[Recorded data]

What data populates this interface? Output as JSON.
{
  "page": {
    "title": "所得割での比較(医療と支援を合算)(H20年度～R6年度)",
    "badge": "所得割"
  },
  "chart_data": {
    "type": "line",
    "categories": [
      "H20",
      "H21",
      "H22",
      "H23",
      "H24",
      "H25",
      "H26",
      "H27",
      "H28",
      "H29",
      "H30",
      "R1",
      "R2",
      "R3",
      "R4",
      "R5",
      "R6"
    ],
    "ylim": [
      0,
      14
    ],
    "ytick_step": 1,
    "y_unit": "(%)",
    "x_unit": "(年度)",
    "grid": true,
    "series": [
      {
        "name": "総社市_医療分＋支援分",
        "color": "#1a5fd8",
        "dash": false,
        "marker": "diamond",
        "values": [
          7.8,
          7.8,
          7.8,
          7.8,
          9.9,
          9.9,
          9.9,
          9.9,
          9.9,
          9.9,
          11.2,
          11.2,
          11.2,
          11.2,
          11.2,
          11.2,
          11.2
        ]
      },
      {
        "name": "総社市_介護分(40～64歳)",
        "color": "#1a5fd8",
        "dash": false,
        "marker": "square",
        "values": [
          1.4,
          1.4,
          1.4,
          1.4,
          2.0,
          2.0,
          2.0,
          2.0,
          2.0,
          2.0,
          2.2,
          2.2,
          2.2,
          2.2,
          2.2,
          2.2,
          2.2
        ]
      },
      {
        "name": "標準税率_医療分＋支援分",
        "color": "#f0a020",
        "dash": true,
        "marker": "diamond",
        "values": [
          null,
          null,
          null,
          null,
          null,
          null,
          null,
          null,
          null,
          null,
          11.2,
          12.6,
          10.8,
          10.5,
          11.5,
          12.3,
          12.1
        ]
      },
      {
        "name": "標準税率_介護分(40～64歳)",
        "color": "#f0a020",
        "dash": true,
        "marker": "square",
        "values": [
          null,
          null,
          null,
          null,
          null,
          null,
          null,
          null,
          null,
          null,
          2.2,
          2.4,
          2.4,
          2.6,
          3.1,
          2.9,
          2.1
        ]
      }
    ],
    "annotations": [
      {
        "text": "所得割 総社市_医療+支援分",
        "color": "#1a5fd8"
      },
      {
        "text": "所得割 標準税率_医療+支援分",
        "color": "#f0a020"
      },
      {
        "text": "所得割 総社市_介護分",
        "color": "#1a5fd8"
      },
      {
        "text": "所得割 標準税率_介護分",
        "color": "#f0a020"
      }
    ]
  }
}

**Requirement**.
Produce an exact copy of every entry above.

**Exercise result**.
What data populates this interface? Output as JSON.
{
  "page": {
    "title": "所得割での比較(医療と支援を合算)(H20年度～R6年度)",
    "badge": "所得割"
  },
  "chart_data": {
    "type": "line",
    "categories": [
      "H20",
      "H21",
      "H22",
      "H23",
      "H24",
      "H25",
      "H26",
      "H27",
      "H28",
      "H29",
      "H30",
      "R1",
      "R2",
      "R3",
      "R4",
      "R5",
      "R6"
    ],
    "ylim": [
      0,
      14
    ],
    "ytick_step": 1,
    "y_unit": "(%)",
    "x_unit": "(年度)",
    "grid": true,
    "series": [
      {
        "name": "総社市_医療分＋支援分",
        "color": "#1a5fd8",
        "dash": false,
        "marker": "diamond",
        "values": [
          7.8,
          7.8,
          7.8,
          7.8,
          9.9,
          9.9,
          9.9,
          9.9,
          9.9,
          9.9,
          11.2,
          11.2,
          11.2,
          11.2,
          11.2,
          11.2,
          11.2
        ]
      },
      {
        "name": "総社市_介護分(40～64歳)",
        "color": "#1a5fd8",
        "dash": false,
        "marker": "square",
        "values": [
          1.4,
          1.4,
          1.4,
          1.4,
          2.0,
          2.0,
          2.0,
          2.0,
          2.0,
          2.0,
          2.2,
          2.2,
          2.2,
          2.2,
          2.2,
          2.2,
          2.2
        ]
      },
      {
        "name": "標準税率_医療分＋支援分",
        "color": "#f0a020",
        "dash": true,
        "marker": "diamond",
        "values": [
          null,
          null,
          null,
          null,
          null,
          null,
          null,
          null,
          null,
          null,
          11.2,
          12.6,
          10.8,
          10.5,
          11.5,
          12.3,
          12.1
        ]
      },
      {
        "name": "標準税率_介護分(40～64歳)",
        "color": "#f0a020",
        "dash": true,
        "marker": "square",
        "values": [
          null,
          null,
          null,
          null,
          null,
          null,
          null,
          null,
          null,
          null,
          2.2,
          2.4,
          2.4,
          2.6,
          3.1,
          2.9,
          2.1
        ]
      }
    ],
    "annotations": [
      {
        "text": "所得割 総社市_医療+支援分",
        "color": "#1a5fd8"
      },
      {
        "text": "所得割 標準税率_医療+支援分",
        "color": "#f0a020"
      },
      {
        "text": "所得割 総社市_介護分",
        "color": "#1a5fd8"
      },
      {
        "text": "所得割 標準税率_介護分",
        "color": "#f0a020"
      }
    ]
  }
}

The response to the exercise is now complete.